> **Data excerpts**
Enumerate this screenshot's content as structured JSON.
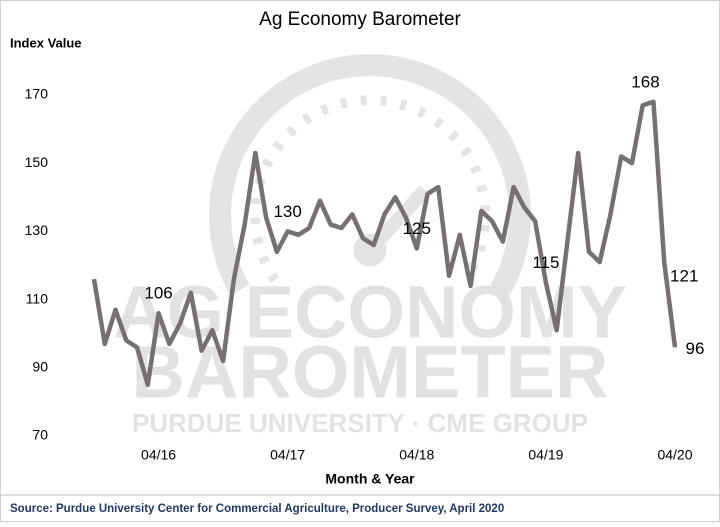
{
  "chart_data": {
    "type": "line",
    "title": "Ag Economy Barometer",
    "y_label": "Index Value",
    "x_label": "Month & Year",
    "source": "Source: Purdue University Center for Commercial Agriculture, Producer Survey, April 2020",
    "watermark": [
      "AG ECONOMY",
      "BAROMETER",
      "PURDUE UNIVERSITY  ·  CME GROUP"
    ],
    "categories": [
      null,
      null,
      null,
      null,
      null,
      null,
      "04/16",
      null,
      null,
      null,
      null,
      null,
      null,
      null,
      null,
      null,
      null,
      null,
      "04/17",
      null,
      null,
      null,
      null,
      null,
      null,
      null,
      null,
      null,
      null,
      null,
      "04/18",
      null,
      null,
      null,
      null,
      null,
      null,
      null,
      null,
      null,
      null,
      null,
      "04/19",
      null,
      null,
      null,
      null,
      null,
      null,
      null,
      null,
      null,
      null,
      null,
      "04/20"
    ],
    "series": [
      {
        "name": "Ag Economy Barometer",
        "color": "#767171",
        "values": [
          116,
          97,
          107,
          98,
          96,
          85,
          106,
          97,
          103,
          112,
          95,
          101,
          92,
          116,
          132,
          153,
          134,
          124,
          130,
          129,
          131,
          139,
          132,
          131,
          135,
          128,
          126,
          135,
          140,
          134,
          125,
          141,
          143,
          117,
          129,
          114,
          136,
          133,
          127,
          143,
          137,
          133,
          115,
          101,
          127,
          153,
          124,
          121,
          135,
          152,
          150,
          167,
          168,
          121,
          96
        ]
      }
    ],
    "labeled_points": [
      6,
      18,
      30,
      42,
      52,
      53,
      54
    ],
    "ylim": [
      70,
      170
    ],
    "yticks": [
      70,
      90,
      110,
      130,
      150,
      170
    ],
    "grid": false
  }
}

==

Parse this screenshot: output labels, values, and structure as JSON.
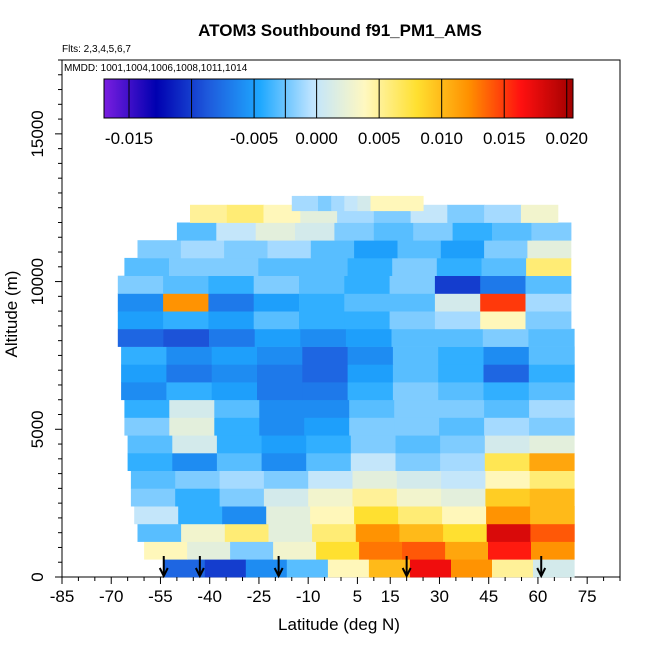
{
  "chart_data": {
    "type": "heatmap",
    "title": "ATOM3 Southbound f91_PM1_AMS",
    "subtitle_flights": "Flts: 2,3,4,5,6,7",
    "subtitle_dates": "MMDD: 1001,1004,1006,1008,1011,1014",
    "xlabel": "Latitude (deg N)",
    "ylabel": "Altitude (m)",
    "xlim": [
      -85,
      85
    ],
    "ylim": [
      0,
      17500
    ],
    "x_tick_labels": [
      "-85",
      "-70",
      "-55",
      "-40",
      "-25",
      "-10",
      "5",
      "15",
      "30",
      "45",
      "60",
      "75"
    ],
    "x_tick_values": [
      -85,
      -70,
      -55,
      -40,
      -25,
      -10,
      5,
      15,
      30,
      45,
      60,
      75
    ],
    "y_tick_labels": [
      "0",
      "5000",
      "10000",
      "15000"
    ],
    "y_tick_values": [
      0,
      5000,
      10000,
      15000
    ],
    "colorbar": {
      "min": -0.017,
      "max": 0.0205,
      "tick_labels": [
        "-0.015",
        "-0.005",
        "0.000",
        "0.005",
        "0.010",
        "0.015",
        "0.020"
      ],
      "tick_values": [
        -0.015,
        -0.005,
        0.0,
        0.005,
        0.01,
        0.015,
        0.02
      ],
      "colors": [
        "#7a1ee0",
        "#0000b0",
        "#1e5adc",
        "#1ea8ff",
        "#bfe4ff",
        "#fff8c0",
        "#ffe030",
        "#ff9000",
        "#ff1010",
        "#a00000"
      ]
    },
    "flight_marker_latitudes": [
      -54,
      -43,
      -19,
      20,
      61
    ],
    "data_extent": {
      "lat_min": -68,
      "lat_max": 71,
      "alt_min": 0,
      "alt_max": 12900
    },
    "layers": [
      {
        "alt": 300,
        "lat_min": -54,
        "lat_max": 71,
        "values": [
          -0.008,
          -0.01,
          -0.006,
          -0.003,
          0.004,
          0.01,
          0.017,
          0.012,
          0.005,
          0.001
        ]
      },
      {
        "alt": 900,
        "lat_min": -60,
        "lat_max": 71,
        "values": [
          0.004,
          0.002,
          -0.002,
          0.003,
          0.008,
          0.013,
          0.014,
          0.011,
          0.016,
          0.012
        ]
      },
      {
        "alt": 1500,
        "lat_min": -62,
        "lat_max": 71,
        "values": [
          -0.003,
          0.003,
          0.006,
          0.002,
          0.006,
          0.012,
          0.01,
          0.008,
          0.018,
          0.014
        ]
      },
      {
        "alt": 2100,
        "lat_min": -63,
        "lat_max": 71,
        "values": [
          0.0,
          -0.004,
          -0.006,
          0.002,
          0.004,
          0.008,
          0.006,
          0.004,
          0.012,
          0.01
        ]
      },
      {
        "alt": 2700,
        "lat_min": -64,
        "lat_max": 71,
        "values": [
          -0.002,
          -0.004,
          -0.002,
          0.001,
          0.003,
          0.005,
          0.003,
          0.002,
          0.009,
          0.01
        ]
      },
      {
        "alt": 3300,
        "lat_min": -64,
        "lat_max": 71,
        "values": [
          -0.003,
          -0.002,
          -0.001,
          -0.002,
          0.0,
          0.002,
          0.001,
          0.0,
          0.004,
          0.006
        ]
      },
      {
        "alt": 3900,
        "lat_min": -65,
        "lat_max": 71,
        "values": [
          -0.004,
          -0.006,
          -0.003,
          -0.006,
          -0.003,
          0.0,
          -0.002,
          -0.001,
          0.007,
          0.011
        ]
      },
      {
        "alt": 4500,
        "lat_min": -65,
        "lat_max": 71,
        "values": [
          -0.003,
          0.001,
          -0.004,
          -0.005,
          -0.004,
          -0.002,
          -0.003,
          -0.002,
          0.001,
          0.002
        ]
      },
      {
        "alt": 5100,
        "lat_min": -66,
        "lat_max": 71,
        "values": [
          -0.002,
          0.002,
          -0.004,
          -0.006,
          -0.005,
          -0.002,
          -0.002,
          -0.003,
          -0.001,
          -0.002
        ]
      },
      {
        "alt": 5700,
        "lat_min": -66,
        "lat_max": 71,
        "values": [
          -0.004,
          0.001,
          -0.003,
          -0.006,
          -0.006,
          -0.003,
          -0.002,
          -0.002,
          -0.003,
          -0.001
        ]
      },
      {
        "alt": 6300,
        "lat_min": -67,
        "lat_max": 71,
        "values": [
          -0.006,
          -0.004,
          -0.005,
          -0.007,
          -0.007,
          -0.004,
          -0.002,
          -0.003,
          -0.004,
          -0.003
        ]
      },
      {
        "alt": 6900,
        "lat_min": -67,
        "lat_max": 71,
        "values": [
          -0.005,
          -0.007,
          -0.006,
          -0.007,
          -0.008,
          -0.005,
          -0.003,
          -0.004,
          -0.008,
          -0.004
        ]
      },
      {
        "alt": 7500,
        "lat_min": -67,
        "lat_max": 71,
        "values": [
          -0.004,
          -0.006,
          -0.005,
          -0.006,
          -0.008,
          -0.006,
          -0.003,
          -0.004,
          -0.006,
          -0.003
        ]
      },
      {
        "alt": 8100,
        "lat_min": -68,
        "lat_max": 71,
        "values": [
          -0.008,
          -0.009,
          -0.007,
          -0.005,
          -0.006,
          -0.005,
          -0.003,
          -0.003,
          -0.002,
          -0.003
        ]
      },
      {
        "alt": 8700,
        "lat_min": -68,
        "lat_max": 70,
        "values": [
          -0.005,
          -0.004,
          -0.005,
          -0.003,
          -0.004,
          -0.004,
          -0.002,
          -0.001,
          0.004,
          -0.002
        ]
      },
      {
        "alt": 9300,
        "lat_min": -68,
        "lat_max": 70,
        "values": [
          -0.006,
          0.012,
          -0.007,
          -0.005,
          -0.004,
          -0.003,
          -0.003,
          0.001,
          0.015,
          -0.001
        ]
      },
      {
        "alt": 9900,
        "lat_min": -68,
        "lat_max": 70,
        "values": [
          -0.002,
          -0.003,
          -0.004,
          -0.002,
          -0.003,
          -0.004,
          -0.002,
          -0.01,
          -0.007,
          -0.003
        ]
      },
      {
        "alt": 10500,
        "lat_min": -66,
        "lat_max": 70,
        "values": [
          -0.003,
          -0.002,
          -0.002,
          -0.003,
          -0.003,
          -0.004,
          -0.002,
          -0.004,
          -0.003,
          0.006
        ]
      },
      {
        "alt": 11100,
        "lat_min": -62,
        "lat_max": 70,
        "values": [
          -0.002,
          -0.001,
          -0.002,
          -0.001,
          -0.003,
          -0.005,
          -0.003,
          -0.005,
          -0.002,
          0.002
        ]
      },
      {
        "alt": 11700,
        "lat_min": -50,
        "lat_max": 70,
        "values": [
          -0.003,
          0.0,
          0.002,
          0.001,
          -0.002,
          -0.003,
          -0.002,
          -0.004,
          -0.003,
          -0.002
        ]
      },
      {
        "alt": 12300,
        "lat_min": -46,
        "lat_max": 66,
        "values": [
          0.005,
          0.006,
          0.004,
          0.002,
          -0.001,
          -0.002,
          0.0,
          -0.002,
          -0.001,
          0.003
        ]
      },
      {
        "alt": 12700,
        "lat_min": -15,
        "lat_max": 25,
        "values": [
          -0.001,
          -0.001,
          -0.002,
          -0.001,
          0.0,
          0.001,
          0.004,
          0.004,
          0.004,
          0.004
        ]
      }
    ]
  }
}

> **Set task**
Calculate how many lines of the material include the string "JSON", and state that number by itself.

> **Solution below**
2